▸ WRITTEN PROBLEM
Repeat all entries exactly.

Records from a collection of figures
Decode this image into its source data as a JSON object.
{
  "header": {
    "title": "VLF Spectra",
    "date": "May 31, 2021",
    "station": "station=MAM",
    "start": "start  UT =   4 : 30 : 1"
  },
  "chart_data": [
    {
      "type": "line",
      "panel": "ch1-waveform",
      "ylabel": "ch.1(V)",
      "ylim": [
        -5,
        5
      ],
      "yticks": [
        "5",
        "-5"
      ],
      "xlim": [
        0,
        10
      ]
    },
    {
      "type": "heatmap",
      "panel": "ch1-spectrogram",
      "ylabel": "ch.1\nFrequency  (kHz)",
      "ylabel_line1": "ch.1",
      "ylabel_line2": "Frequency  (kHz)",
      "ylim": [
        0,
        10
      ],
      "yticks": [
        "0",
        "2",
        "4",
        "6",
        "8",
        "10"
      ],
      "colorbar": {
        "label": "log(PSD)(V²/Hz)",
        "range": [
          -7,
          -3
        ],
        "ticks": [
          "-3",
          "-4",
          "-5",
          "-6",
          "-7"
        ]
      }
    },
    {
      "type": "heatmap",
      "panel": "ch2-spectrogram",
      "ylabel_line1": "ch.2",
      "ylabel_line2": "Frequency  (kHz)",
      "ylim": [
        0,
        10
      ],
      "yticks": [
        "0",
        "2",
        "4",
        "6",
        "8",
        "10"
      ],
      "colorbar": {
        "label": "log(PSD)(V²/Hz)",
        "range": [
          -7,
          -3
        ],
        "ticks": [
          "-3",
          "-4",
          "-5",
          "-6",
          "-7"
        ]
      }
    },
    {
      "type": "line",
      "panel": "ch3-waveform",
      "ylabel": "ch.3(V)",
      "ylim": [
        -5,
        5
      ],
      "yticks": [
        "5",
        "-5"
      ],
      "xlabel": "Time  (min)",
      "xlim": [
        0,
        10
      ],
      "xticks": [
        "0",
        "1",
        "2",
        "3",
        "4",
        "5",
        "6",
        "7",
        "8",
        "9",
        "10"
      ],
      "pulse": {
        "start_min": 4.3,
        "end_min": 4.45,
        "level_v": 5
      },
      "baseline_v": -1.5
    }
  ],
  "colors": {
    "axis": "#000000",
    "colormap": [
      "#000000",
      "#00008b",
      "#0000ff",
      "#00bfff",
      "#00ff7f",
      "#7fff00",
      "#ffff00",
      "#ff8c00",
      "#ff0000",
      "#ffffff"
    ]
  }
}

▸ FINAL RESULT
Decode this image into its source data as a JSON object.
{
  "header": {
    "title": "VLF Spectra",
    "date": "May 31, 2021",
    "station": "station=MAM",
    "start": "start  UT =   4 : 30 : 1"
  },
  "chart_data": [
    {
      "type": "line",
      "panel": "ch1-waveform",
      "ylabel": "ch.1(V)",
      "ylim": [
        -5,
        5
      ],
      "yticks": [
        "5",
        "-5"
      ],
      "xlim": [
        0,
        10
      ]
    },
    {
      "type": "heatmap",
      "panel": "ch1-spectrogram",
      "ylabel": "ch.1\nFrequency  (kHz)",
      "ylabel_line1": "ch.1",
      "ylabel_line2": "Frequency  (kHz)",
      "ylim": [
        0,
        10
      ],
      "yticks": [
        "0",
        "2",
        "4",
        "6",
        "8",
        "10"
      ],
      "colorbar": {
        "label": "log(PSD)(V²/Hz)",
        "range": [
          -7,
          -3
        ],
        "ticks": [
          "-3",
          "-4",
          "-5",
          "-6",
          "-7"
        ]
      }
    },
    {
      "type": "heatmap",
      "panel": "ch2-spectrogram",
      "ylabel_line1": "ch.2",
      "ylabel_line2": "Frequency  (kHz)",
      "ylim": [
        0,
        10
      ],
      "yticks": [
        "0",
        "2",
        "4",
        "6",
        "8",
        "10"
      ],
      "colorbar": {
        "label": "log(PSD)(V²/Hz)",
        "range": [
          -7,
          -3
        ],
        "ticks": [
          "-3",
          "-4",
          "-5",
          "-6",
          "-7"
        ]
      }
    },
    {
      "type": "line",
      "panel": "ch3-waveform",
      "ylabel": "ch.3(V)",
      "ylim": [
        -5,
        5
      ],
      "yticks": [
        "5",
        "-5"
      ],
      "xlabel": "Time  (min)",
      "xlim": [
        0,
        10
      ],
      "xticks": [
        "0",
        "1",
        "2",
        "3",
        "4",
        "5",
        "6",
        "7",
        "8",
        "9",
        "10"
      ],
      "pulse": {
        "start_min": 4.3,
        "end_min": 4.45,
        "level_v": 5
      },
      "baseline_v": -1.5
    }
  ],
  "colors": {
    "axis": "#000000",
    "colormap": [
      "#000000",
      "#00008b",
      "#0000ff",
      "#00bfff",
      "#00ff7f",
      "#7fff00",
      "#ffff00",
      "#ff8c00",
      "#ff0000",
      "#ffffff"
    ]
  }
}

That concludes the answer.